* Task objective:
Filter the records below for the word "comme". Copy each line that holds it.
::: Provided entries :::
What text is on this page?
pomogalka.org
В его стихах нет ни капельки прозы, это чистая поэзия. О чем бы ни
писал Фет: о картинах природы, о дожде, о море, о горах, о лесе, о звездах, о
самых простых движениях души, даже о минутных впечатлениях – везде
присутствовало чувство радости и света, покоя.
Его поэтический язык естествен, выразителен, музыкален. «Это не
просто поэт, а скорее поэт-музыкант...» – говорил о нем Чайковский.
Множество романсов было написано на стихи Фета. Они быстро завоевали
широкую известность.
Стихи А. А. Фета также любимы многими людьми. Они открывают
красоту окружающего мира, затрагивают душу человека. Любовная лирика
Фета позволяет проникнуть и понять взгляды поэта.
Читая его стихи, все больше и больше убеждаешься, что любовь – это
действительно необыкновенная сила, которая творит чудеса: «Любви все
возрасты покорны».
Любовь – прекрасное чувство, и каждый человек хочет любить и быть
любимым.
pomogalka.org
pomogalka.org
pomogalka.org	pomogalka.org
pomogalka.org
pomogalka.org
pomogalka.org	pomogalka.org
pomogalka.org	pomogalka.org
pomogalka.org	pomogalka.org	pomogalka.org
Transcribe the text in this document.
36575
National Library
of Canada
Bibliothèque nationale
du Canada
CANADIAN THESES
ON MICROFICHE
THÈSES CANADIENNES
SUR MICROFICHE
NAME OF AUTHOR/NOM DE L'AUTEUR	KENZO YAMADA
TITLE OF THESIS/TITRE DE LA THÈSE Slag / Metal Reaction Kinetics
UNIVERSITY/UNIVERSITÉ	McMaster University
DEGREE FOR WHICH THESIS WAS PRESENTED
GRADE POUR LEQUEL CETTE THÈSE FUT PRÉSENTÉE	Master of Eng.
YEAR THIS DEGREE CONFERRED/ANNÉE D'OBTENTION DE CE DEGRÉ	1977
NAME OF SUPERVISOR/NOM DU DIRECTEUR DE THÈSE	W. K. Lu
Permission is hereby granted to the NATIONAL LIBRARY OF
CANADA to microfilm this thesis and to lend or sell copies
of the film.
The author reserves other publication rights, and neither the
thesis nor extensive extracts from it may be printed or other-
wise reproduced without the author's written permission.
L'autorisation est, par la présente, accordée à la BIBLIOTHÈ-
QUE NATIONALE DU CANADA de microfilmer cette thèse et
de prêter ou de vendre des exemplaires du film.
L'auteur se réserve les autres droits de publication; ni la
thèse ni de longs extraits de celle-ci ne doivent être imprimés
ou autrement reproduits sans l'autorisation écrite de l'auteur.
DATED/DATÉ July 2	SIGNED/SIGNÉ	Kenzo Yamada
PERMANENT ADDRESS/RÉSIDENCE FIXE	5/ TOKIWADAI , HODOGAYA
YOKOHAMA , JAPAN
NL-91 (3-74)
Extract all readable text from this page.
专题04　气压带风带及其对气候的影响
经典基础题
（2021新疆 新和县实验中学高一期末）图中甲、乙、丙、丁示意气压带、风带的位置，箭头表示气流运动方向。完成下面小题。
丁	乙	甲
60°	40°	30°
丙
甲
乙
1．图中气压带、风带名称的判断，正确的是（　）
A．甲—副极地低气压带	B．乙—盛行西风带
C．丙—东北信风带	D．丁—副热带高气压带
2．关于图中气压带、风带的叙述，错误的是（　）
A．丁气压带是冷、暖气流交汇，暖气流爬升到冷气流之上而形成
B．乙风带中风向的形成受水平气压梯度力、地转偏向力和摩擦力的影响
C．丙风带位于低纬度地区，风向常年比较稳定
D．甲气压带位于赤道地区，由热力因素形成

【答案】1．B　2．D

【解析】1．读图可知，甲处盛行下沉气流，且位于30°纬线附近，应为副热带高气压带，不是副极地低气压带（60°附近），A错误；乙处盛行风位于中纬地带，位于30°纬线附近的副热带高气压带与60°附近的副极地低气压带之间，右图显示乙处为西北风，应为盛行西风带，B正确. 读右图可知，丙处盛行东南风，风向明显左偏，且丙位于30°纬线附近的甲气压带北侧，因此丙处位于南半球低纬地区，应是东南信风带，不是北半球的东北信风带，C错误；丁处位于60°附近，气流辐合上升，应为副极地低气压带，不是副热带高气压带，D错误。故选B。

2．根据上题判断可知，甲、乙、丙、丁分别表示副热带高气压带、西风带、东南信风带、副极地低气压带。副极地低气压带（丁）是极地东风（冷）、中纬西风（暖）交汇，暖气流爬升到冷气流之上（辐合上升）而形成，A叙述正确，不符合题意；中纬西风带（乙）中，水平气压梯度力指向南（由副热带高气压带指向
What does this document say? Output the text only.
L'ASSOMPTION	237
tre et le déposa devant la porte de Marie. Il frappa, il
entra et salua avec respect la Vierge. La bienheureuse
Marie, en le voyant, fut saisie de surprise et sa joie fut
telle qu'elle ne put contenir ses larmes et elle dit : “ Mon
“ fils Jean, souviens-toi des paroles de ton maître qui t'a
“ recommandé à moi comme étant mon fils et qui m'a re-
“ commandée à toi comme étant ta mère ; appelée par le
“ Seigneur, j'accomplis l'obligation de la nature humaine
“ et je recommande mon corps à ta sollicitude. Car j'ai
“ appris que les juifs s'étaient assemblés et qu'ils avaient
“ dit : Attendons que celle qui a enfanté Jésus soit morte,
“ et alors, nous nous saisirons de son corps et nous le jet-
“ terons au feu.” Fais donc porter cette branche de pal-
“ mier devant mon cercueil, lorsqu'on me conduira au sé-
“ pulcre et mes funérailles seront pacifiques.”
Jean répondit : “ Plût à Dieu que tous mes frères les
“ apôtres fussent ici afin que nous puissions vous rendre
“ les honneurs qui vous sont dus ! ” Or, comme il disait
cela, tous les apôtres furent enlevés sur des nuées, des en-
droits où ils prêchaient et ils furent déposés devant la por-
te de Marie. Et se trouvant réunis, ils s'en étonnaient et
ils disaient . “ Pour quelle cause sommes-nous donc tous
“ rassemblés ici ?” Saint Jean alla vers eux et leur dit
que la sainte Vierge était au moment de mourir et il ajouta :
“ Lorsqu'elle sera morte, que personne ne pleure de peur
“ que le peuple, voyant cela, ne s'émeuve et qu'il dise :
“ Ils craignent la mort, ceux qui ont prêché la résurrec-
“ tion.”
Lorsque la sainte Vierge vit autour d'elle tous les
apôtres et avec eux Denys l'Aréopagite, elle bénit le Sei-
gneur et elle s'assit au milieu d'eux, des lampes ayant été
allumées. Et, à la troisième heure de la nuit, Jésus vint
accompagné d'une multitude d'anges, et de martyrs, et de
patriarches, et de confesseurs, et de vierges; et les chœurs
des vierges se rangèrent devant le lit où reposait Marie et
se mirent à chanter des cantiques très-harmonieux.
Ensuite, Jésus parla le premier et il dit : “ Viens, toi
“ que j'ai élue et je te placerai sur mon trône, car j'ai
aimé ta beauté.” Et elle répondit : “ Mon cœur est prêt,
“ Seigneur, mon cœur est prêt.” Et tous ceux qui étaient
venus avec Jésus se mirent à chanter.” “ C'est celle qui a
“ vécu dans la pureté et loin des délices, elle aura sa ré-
:::
* Output for this task:
“ recommandé à moi comme étant mon fils et qui m'a re-
“ commandée à toi comme étant ta mère ; appelée par le
“ les honneurs qui vous sont dus ! ” Or, comme il disait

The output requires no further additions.